**Your task**
Restate the entire listing word for word.

**Data shown**
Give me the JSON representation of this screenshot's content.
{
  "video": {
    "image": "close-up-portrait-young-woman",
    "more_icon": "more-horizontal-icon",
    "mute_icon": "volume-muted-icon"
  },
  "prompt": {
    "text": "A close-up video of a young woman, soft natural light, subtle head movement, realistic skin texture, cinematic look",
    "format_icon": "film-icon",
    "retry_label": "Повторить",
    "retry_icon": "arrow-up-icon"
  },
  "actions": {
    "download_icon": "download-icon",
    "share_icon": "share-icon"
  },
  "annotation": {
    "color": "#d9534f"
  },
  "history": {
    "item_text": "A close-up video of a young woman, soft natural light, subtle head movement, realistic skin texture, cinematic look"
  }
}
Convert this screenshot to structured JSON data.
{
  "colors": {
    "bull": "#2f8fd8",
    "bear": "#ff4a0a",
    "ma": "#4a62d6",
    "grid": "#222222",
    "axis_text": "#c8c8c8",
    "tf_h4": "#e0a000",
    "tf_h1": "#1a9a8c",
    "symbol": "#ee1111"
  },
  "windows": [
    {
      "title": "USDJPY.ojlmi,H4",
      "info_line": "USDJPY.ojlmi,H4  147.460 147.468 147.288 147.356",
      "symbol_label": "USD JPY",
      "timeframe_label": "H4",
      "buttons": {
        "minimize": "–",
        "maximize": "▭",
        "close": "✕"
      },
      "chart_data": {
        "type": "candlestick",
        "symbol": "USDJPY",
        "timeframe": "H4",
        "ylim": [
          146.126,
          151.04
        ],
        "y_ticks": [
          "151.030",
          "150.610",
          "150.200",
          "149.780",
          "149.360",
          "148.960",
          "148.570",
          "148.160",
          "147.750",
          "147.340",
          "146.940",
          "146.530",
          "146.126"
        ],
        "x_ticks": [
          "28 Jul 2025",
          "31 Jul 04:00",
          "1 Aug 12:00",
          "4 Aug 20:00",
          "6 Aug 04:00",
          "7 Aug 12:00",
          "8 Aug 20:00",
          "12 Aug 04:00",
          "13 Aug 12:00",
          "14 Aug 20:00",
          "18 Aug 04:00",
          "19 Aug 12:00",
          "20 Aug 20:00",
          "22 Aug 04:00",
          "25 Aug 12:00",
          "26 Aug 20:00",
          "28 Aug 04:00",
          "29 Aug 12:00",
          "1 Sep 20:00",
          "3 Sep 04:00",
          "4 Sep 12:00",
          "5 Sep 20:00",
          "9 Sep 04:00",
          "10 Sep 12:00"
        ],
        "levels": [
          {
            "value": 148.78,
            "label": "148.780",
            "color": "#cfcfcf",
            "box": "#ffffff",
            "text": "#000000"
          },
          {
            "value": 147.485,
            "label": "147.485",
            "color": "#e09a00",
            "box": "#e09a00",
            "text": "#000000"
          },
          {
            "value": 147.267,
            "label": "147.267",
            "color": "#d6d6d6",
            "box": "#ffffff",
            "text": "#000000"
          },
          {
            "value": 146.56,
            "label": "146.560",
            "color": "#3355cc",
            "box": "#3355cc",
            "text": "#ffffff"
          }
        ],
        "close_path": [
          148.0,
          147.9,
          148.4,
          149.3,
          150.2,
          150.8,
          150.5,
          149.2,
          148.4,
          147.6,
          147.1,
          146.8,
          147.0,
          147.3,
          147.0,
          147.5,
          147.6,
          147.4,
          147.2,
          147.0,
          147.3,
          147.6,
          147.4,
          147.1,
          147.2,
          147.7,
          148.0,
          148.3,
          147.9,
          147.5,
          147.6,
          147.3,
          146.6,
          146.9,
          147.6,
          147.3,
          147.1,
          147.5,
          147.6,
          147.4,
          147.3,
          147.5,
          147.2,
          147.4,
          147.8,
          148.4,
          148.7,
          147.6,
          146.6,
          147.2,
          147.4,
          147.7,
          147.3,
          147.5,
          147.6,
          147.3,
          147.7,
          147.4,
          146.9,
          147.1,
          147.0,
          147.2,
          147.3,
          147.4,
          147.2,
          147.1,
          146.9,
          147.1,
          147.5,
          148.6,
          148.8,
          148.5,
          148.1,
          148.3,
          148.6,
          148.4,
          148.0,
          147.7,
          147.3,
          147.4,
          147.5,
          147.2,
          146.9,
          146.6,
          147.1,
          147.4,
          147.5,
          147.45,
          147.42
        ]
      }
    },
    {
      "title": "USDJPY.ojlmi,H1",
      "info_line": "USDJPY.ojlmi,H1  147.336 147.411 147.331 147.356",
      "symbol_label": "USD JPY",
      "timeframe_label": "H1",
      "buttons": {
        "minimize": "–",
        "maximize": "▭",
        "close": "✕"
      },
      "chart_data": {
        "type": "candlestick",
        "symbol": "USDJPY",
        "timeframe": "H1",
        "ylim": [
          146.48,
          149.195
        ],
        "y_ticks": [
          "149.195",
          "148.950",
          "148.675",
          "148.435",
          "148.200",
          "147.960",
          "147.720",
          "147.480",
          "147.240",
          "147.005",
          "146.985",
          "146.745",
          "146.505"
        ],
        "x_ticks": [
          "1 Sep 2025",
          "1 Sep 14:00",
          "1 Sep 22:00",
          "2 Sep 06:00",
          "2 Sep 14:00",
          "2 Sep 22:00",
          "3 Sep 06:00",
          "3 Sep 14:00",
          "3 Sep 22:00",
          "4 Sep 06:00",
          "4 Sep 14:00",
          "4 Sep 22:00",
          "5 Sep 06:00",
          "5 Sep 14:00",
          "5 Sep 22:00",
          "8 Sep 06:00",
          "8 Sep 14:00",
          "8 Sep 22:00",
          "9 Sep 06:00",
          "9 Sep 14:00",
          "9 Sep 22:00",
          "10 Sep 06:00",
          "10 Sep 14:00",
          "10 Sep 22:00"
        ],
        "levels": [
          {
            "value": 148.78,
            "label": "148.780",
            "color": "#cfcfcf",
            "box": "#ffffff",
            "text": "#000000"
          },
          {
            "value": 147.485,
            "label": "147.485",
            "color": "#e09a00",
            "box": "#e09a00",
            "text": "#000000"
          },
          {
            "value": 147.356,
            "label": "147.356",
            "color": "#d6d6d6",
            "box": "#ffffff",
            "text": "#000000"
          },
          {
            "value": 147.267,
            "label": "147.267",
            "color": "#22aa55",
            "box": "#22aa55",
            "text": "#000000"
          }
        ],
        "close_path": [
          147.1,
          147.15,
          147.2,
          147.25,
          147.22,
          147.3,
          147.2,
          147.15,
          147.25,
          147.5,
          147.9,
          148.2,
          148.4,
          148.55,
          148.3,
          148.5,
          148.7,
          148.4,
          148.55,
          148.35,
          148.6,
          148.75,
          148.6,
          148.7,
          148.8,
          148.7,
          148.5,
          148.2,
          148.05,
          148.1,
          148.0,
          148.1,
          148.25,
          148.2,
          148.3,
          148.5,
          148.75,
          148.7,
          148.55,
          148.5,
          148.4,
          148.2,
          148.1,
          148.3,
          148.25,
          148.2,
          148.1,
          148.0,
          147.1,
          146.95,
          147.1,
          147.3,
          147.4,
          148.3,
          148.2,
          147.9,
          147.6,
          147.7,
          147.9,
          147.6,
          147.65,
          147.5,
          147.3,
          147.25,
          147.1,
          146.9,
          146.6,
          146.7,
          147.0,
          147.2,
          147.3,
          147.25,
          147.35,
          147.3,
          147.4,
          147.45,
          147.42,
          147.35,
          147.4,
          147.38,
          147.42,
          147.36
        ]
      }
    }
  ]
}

**Exercise solution**
Give me the JSON representation of this screenshot's content.
{
  "video": {
    "image": "close-up-portrait-young-woman",
    "more_icon": "more-horizontal-icon",
    "mute_icon": "volume-muted-icon"
  },
  "prompt": {
    "text": "A close-up video of a young woman, soft natural light, subtle head movement, realistic skin texture, cinematic look",
    "format_icon": "film-icon",
    "retry_label": "Повторить",
    "retry_icon": "arrow-up-icon"
  },
  "actions": {
    "download_icon": "download-icon",
    "share_icon": "share-icon"
  },
  "annotation": {
    "color": "#d9534f"
  },
  "history": {
    "item_text": "A close-up video of a young woman, soft natural light, subtle head movement, realistic skin texture, cinematic look"
  }
}
Convert this screenshot to structured JSON data.
{
  "colors": {
    "bull": "#2f8fd8",
    "bear": "#ff4a0a",
    "ma": "#4a62d6",
    "grid": "#222222",
    "axis_text": "#c8c8c8",
    "tf_h4": "#e0a000",
    "tf_h1": "#1a9a8c",
    "symbol": "#ee1111"
  },
  "windows": [
    {
      "title": "USDJPY.ojlmi,H4",
      "info_line": "USDJPY.ojlmi,H4  147.460 147.468 147.288 147.356",
      "symbol_label": "USD JPY",
      "timeframe_label": "H4",
      "buttons": {
        "minimize": "–",
        "maximize": "▭",
        "close": "✕"
      },
      "chart_data": {
        "type": "candlestick",
        "symbol": "USDJPY",
        "timeframe": "H4",
        "ylim": [
          146.126,
          151.04
        ],
        "y_ticks": [
          "151.030",
          "150.610",
          "150.200",
          "149.780",
          "149.360",
          "148.960",
          "148.570",
          "148.160",
          "147.750",
          "147.340",
          "146.940",
          "146.530",
          "146.126"
        ],
        "x_ticks": [
          "28 Jul 2025",
          "31 Jul 04:00",
          "1 Aug 12:00",
          "4 Aug 20:00",
          "6 Aug 04:00",
          "7 Aug 12:00",
          "8 Aug 20:00",
          "12 Aug 04:00",
          "13 Aug 12:00",
          "14 Aug 20:00",
          "18 Aug 04:00",
          "19 Aug 12:00",
          "20 Aug 20:00",
          "22 Aug 04:00",
          "25 Aug 12:00",
          "26 Aug 20:00",
          "28 Aug 04:00",
          "29 Aug 12:00",
          "1 Sep 20:00",
          "3 Sep 04:00",
          "4 Sep 12:00",
          "5 Sep 20:00",
          "9 Sep 04:00",
          "10 Sep 12:00"
        ],
        "levels": [
          {
            "value": 148.78,
            "label": "148.780",
            "color": "#cfcfcf",
            "box": "#ffffff",
            "text": "#000000"
          },
          {
            "value": 147.485,
            "label": "147.485",
            "color": "#e09a00",
            "box": "#e09a00",
            "text": "#000000"
          },
          {
            "value": 147.267,
            "label": "147.267",
            "color": "#d6d6d6",
            "box": "#ffffff",
            "text": "#000000"
          },
          {
            "value": 146.56,
            "label": "146.560",
            "color": "#3355cc",
            "box": "#3355cc",
            "text": "#ffffff"
          }
        ],
        "close_path": [
          148.0,
          147.9,
          148.4,
          149.3,
          150.2,
          150.8,
          150.5,
          149.2,
          148.4,
          147.6,
          147.1,
          146.8,
          147.0,
          147.3,
          147.0,
          147.5,
          147.6,
          147.4,
          147.2,
          147.0,
          147.3,
          147.6,
          147.4,
          147.1,
          147.2,
          147.7,
          148.0,
          148.3,
          147.9,
          147.5,
          147.6,
          147.3,
          146.6,
          146.9,
          147.6,
          147.3,
          147.1,
          147.5,
          147.6,
          147.4,
          147.3,
          147.5,
          147.2,
          147.4,
          147.8,
          148.4,
          148.7,
          147.6,
          146.6,
          147.2,
          147.4,
          147.7,
          147.3,
          147.5,
          147.6,
          147.3,
          147.7,
          147.4,
          146.9,
          147.1,
          147.0,
          147.2,
          147.3,
          147.4,
          147.2,
          147.1,
          146.9,
          147.1,
          147.5,
          148.6,
          148.8,
          148.5,
          148.1,
          148.3,
          148.6,
          148.4,
          148.0,
          147.7,
          147.3,
          147.4,
          147.5,
          147.2,
          146.9,
          146.6,
          147.1,
          147.4,
          147.5,
          147.45,
          147.42
        ]
      }
    },
    {
      "title": "USDJPY.ojlmi,H1",
      "info_line": "USDJPY.ojlmi,H1  147.336 147.411 147.331 147.356",
      "symbol_label": "USD JPY",
      "timeframe_label": "H1",
      "buttons": {
        "minimize": "–",
        "maximize": "▭",
        "close": "✕"
      },
      "chart_data": {
        "type": "candlestick",
        "symbol": "USDJPY",
        "timeframe": "H1",
        "ylim": [
          146.48,
          149.195
        ],
        "y_ticks": [
          "149.195",
          "148.950",
          "148.675",
          "148.435",
          "148.200",
          "147.960",
          "147.720",
          "147.480",
          "147.240",
          "147.005",
          "146.985",
          "146.745",
          "146.505"
        ],
        "x_ticks": [
          "1 Sep 2025",
          "1 Sep 14:00",
          "1 Sep 22:00",
          "2 Sep 06:00",
          "2 Sep 14:00",
          "2 Sep 22:00",
          "3 Sep 06:00",
          "3 Sep 14:00",
          "3 Sep 22:00",
          "4 Sep 06:00",
          "4 Sep 14:00",
          "4 Sep 22:00",
          "5 Sep 06:00",
          "5 Sep 14:00",
          "5 Sep 22:00",
          "8 Sep 06:00",
          "8 Sep 14:00",
          "8 Sep 22:00",
          "9 Sep 06:00",
          "9 Sep 14:00",
          "9 Sep 22:00",
          "10 Sep 06:00",
          "10 Sep 14:00",
          "10 Sep 22:00"
        ],
        "levels": [
          {
            "value": 148.78,
            "label": "148.780",
            "color": "#cfcfcf",
            "box": "#ffffff",
            "text": "#000000"
          },
          {
            "value": 147.485,
            "label": "147.485",
            "color": "#e09a00",
            "box": "#e09a00",
            "text": "#000000"
          },
          {
            "value": 147.356,
            "label": "147.356",
            "color": "#d6d6d6",
            "box": "#ffffff",
            "text": "#000000"
          },
          {
            "value": 147.267,
            "label": "147.267",
            "color": "#22aa55",
            "box": "#22aa55",
            "text": "#000000"
          }
        ],
        "close_path": [
          147.1,
          147.15,
          147.2,
          147.25,
          147.22,
          147.3,
          147.2,
          147.15,
          147.25,
          147.5,
          147.9,
          148.2,
          148.4,
          148.55,
          148.3,
          148.5,
          148.7,
          148.4,
          148.55,
          148.35,
          148.6,
          148.75,
          148.6,
          148.7,
          148.8,
          148.7,
          148.5,
          148.2,
          148.05,
          148.1,
          148.0,
          148.1,
          148.25,
          148.2,
          148.3,
          148.5,
          148.75,
          148.7,
          148.55,
          148.5,
          148.4,
          148.2,
          148.1,
          148.3,
          148.25,
          148.2,
          148.1,
          148.0,
          147.1,
          146.95,
          147.1,
          147.3,
          147.4,
          148.3,
          148.2,
          147.9,
          147.6,
          147.7,
          147.9,
          147.6,
          147.65,
          147.5,
          147.3,
          147.25,
          147.1,
          146.9,
          146.6,
          146.7,
          147.0,
          147.2,
          147.3,
          147.25,
          147.35,
          147.3,
          147.4,
          147.45,
          147.42,
          147.35,
          147.4,
          147.38,
          147.42,
          147.36
        ]
      }
    }
  ]
}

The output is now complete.